## WHAT TO WORK ON
(a) According to the passage on Prometheus gauges, what exporter typically collects basic host metrics such as CPU, memory, and disk?
(b) Repeat the passage on Prometheus gauges starting with "Memory Consumption" and going on through "remote storage systems.".

## TEXT PASSAGE
For help writing accurate queries with functions like rate(), increase(), and deriv(), see this reference on Prometheus functions.

How to Monitor System and Application Resources with Gauges

Once you're familiar with how gauges behave, the next step is applying them to practical resource monitoring. Gauges are well-suited for tracking current usage levels and capacity across both system infrastructure and application internals.

System-Level Metrics

Most teams start with basic host metrics, CPU, memory, and disk, typically collected via exporters like node_exporter.

node_memory_available_bytes
node_filesystem_free_bytes
cpu_usage_percent

These metrics help detect infrastructure-level problems such as:

Memory exhaustion
Disk space running low
CPU saturation across cores

They’re useful for alerting on system-wide resource constraints that could eventually affect application performance.

Application-Level Capacity Gauges

System metrics don't reveal how your application is handling load. For that, you need application-specific gauges that expose internal resource usage, such as thread pools, queues, and caches.

connection_pool_active_connections
worker_pool_busy_workers
cache_size_bytes

These metrics provide visibility into:

Whether a connection pool is consistently at or near its limit
If the worker pool is fully utilized, suggesting contention
How fast an in-memory cache is growing, which could signal pressure on memory

Monitoring these values helps identify issues like thread starvation, queue backlogs, or degraded throughput, even when system metrics appear normal.

Performance Implications of Gauge vs Counter Metrics

The metric type you choose, gauge or counter, affects performance across memory usage, query speed, and storage footprint. Here’s how they differ:

Memory Consumption

Gauges with high-cardinality labels (e.g., user_id, session_id) can create a large number of time series. Each unique label combination results in a separate series, increasing memory usage on both the Prometheus server and remote storage systems.

## SUPPLIED DATA
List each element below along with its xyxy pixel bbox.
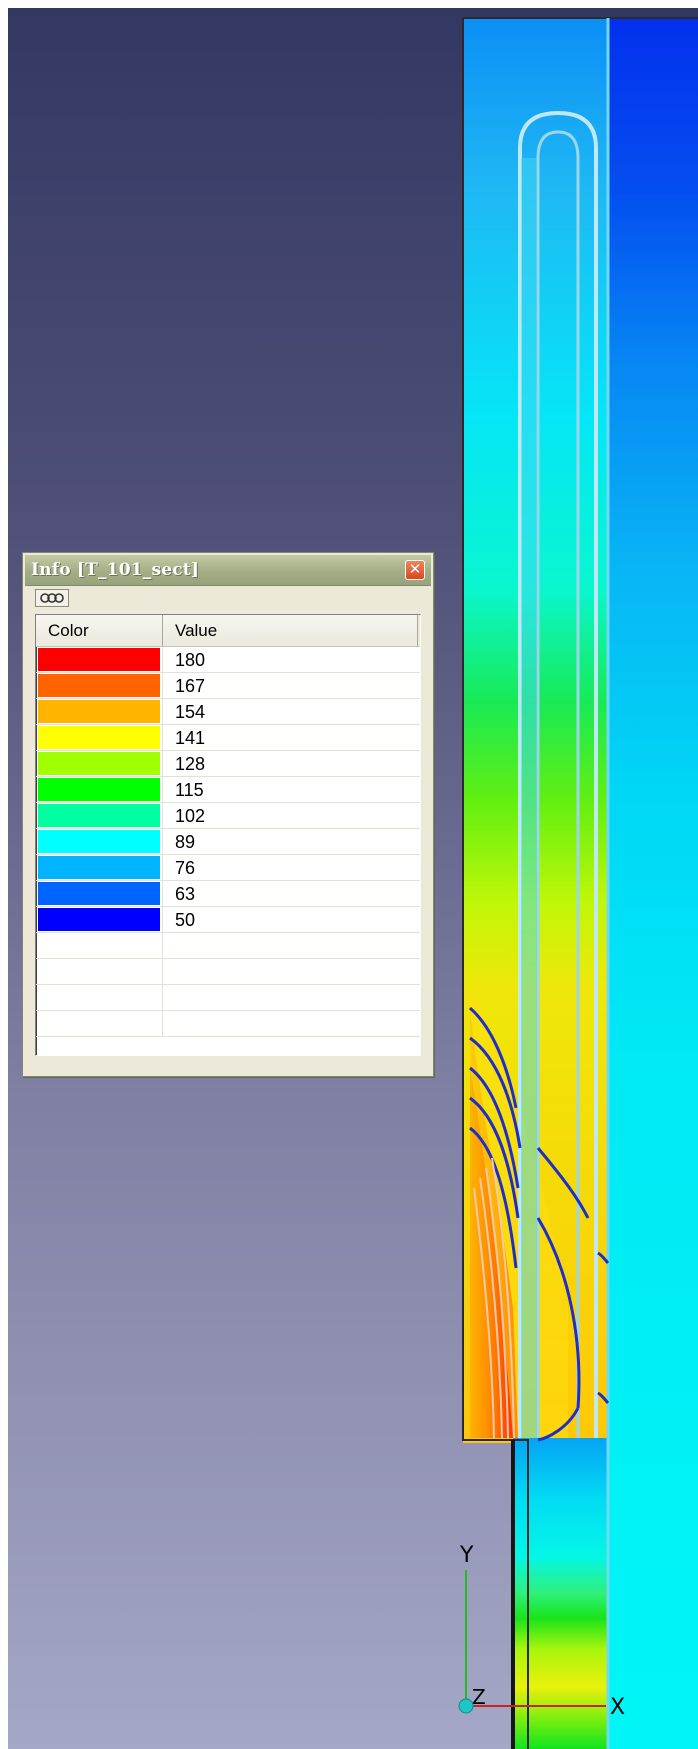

## ANSWERS FOR THE EXERCISE
(a) node_exporter

(b)
Memory Consumption

Gauges with high-cardinality labels (e.g., user_id, session_id) can create a large number of time series. Each unique label combination results in a separate series, increasing memory usage on both the Prometheus server and remote storage systems.